> _YOUR GOAL_
Output the records exactly. Include every line.

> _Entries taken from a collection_
====================
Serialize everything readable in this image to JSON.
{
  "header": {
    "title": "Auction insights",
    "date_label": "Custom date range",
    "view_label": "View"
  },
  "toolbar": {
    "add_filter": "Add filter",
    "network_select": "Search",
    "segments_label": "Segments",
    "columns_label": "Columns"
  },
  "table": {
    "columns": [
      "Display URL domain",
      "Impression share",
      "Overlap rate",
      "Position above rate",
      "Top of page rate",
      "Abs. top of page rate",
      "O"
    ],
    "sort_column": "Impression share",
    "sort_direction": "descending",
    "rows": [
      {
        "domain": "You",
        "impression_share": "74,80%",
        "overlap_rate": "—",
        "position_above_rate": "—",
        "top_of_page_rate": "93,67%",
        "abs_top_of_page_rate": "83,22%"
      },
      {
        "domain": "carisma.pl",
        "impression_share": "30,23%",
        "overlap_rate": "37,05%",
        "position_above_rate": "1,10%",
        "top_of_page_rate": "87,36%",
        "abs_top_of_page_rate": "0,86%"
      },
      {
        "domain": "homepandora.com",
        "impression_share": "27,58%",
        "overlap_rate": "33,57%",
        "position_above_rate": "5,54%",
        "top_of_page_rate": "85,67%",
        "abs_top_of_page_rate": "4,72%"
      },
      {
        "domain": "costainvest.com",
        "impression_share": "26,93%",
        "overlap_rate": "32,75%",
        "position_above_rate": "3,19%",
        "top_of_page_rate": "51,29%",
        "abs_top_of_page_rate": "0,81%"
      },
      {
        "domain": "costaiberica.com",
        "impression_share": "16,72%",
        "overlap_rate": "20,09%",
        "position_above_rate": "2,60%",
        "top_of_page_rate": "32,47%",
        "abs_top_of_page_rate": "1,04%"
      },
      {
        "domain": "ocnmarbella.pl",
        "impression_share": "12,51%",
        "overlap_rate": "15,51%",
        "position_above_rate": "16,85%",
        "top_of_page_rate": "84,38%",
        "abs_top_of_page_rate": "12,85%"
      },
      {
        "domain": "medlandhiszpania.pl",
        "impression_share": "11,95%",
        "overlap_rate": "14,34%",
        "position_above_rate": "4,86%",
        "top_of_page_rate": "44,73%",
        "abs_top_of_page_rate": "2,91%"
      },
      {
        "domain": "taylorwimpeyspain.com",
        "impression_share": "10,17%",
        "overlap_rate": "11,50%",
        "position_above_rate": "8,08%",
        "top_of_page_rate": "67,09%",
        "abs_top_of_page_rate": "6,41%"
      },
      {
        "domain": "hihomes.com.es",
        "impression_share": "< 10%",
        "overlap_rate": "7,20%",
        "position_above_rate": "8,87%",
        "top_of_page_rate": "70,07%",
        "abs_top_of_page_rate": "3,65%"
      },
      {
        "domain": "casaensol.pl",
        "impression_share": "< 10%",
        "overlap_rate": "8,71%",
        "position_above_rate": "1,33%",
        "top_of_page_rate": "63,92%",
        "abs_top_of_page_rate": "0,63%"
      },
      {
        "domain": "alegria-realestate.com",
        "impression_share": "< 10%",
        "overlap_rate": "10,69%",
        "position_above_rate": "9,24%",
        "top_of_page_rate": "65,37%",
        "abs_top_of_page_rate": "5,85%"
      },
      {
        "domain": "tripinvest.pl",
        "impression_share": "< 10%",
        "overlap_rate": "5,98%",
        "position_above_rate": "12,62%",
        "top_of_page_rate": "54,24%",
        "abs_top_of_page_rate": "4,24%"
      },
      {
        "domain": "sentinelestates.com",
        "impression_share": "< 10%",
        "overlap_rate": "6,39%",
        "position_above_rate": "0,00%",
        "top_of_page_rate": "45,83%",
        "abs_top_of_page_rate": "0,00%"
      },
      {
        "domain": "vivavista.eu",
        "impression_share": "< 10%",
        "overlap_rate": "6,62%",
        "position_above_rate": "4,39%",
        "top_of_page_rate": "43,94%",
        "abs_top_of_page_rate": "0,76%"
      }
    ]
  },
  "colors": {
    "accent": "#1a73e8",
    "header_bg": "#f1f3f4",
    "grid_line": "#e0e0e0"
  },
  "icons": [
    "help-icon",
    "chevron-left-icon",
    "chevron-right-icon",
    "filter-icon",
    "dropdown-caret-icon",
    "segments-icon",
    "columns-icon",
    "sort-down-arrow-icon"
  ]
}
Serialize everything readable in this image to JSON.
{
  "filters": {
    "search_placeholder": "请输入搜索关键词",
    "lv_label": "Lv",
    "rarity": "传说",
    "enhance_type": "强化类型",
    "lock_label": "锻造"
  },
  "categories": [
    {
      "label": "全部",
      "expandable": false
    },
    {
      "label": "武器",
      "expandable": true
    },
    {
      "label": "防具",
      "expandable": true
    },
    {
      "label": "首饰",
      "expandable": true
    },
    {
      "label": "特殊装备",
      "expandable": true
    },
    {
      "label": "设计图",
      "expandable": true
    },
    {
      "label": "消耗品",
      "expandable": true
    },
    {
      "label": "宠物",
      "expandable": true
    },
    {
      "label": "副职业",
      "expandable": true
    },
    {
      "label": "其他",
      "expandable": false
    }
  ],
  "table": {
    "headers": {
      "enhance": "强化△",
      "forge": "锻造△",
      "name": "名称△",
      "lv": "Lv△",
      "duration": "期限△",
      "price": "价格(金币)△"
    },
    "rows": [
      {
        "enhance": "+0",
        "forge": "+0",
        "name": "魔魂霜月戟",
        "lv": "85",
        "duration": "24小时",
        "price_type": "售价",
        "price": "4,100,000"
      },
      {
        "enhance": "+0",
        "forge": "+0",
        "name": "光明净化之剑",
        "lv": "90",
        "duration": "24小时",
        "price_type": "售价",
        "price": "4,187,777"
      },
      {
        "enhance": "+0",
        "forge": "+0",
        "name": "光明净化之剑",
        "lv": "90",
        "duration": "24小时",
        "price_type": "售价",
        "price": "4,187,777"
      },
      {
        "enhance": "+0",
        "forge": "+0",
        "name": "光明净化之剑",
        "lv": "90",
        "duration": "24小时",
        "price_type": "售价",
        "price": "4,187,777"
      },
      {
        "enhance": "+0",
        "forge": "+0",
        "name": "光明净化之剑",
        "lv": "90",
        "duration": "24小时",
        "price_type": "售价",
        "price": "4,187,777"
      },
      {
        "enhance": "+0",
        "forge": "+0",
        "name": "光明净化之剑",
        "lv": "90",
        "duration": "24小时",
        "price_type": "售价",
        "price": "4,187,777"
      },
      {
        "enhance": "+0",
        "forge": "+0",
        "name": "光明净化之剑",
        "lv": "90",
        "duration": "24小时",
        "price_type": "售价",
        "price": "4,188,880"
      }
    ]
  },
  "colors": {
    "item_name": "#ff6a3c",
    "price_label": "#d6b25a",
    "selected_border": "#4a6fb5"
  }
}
====================
> _TASK OUTPUT_
Serialize everything readable in this image to JSON.
{
  "header": {
    "title": "Auction insights",
    "date_label": "Custom date range",
    "view_label": "View"
  },
  "toolbar": {
    "add_filter": "Add filter",
    "network_select": "Search",
    "segments_label": "Segments",
    "columns_label": "Columns"
  },
  "table": {
    "columns": [
      "Display URL domain",
      "Impression share",
      "Overlap rate",
      "Position above rate",
      "Top of page rate",
      "Abs. top of page rate",
      "O"
    ],
    "sort_column": "Impression share",
    "sort_direction": "descending",
    "rows": [
      {
        "domain": "You",
        "impression_share": "74,80%",
        "overlap_rate": "—",
        "position_above_rate": "—",
        "top_of_page_rate": "93,67%",
        "abs_top_of_page_rate": "83,22%"
      },
      {
        "domain": "carisma.pl",
        "impression_share": "30,23%",
        "overlap_rate": "37,05%",
        "position_above_rate": "1,10%",
        "top_of_page_rate": "87,36%",
        "abs_top_of_page_rate": "0,86%"
      },
      {
        "domain": "homepandora.com",
        "impression_share": "27,58%",
        "overlap_rate": "33,57%",
        "position_above_rate": "5,54%",
        "top_of_page_rate": "85,67%",
        "abs_top_of_page_rate": "4,72%"
      },
      {
        "domain": "costainvest.com",
        "impression_share": "26,93%",
        "overlap_rate": "32,75%",
        "position_above_rate": "3,19%",
        "top_of_page_rate": "51,29%",
        "abs_top_of_page_rate": "0,81%"
      },
      {
        "domain": "costaiberica.com",
        "impression_share": "16,72%",
        "overlap_rate": "20,09%",
        "position_above_rate": "2,60%",
        "top_of_page_rate": "32,47%",
        "abs_top_of_page_rate": "1,04%"
      },
      {
        "domain": "ocnmarbella.pl",
        "impression_share": "12,51%",
        "overlap_rate": "15,51%",
        "position_above_rate": "16,85%",
        "top_of_page_rate": "84,38%",
        "abs_top_of_page_rate": "12,85%"
      },
      {
        "domain": "medlandhiszpania.pl",
        "impression_share": "11,95%",
        "overlap_rate": "14,34%",
        "position_above_rate": "4,86%",
        "top_of_page_rate": "44,73%",
        "abs_top_of_page_rate": "2,91%"
      },
      {
        "domain": "taylorwimpeyspain.com",
        "impression_share": "10,17%",
        "overlap_rate": "11,50%",
        "position_above_rate": "8,08%",
        "top_of_page_rate": "67,09%",
        "abs_top_of_page_rate": "6,41%"
      },
      {
        "domain": "hihomes.com.es",
        "impression_share": "< 10%",
        "overlap_rate": "7,20%",
        "position_above_rate": "8,87%",
        "top_of_page_rate": "70,07%",
        "abs_top_of_page_rate": "3,65%"
      },
      {
        "domain": "casaensol.pl",
        "impression_share": "< 10%",
        "overlap_rate": "8,71%",
        "position_above_rate": "1,33%",
        "top_of_page_rate": "63,92%",
        "abs_top_of_page_rate": "0,63%"
      },
      {
        "domain": "alegria-realestate.com",
        "impression_share": "< 10%",
        "overlap_rate": "10,69%",
        "position_above_rate": "9,24%",
        "top_of_page_rate": "65,37%",
        "abs_top_of_page_rate": "5,85%"
      },
      {
        "domain": "tripinvest.pl",
        "impression_share": "< 10%",
        "overlap_rate": "5,98%",
        "position_above_rate": "12,62%",
        "top_of_page_rate": "54,24%",
        "abs_top_of_page_rate": "4,24%"
      },
      {
        "domain": "sentinelestates.com",
        "impression_share": "< 10%",
        "overlap_rate": "6,39%",
        "position_above_rate": "0,00%",
        "top_of_page_rate": "45,83%",
        "abs_top_of_page_rate": "0,00%"
      },
      {
        "domain": "vivavista.eu",
        "impression_share": "< 10%",
        "overlap_rate": "6,62%",
        "position_above_rate": "4,39%",
        "top_of_page_rate": "43,94%",
        "abs_top_of_page_rate": "0,76%"
      }
    ]
  },
  "colors": {
    "accent": "#1a73e8",
    "header_bg": "#f1f3f4",
    "grid_line": "#e0e0e0"
  },
  "icons": [
    "help-icon",
    "chevron-left-icon",
    "chevron-right-icon",
    "filter-icon",
    "dropdown-caret-icon",
    "segments-icon",
    "columns-icon",
    "sort-down-arrow-icon"
  ]
}
Serialize everything readable in this image to JSON.
{
  "filters": {
    "search_placeholder": "请输入搜索关键词",
    "lv_label": "Lv",
    "rarity": "传说",
    "enhance_type": "强化类型",
    "lock_label": "锻造"
  },
  "categories": [
    {
      "label": "全部",
      "expandable": false
    },
    {
      "label": "武器",
      "expandable": true
    },
    {
      "label": "防具",
      "expandable": true
    },
    {
      "label": "首饰",
      "expandable": true
    },
    {
      "label": "特殊装备",
      "expandable": true
    },
    {
      "label": "设计图",
      "expandable": true
    },
    {
      "label": "消耗品",
      "expandable": true
    },
    {
      "label": "宠物",
      "expandable": true
    },
    {
      "label": "副职业",
      "expandable": true
    },
    {
      "label": "其他",
      "expandable": false
    }
  ],
  "table": {
    "headers": {
      "enhance": "强化△",
      "forge": "锻造△",
      "name": "名称△",
      "lv": "Lv△",
      "duration": "期限△",
      "price": "价格(金币)△"
    },
    "rows": [
      {
        "enhance": "+0",
        "forge": "+0",
        "name": "魔魂霜月戟",
        "lv": "85",
        "duration": "24小时",
        "price_type": "售价",
        "price": "4,100,000"
      },
      {
        "enhance": "+0",
        "forge": "+0",
        "name": "光明净化之剑",
        "lv": "90",
        "duration": "24小时",
        "price_type": "售价",
        "price": "4,187,777"
      },
      {
        "enhance": "+0",
        "forge": "+0",
        "name": "光明净化之剑",
        "lv": "90",
        "duration": "24小时",
        "price_type": "售价",
        "price": "4,187,777"
      },
      {
        "enhance": "+0",
        "forge": "+0",
        "name": "光明净化之剑",
        "lv": "90",
        "duration": "24小时",
        "price_type": "售价",
        "price": "4,187,777"
      },
      {
        "enhance": "+0",
        "forge": "+0",
        "name": "光明净化之剑",
        "lv": "90",
        "duration": "24小时",
        "price_type": "售价",
        "price": "4,187,777"
      },
      {
        "enhance": "+0",
        "forge": "+0",
        "name": "光明净化之剑",
        "lv": "90",
        "duration": "24小时",
        "price_type": "售价",
        "price": "4,187,777"
      },
      {
        "enhance": "+0",
        "forge": "+0",
        "name": "光明净化之剑",
        "lv": "90",
        "duration": "24小时",
        "price_type": "售价",
        "price": "4,188,880"
      }
    ]
  },
  "colors": {
    "item_name": "#ff6a3c",
    "price_label": "#d6b25a",
    "selected_border": "#4a6fb5"
  }
}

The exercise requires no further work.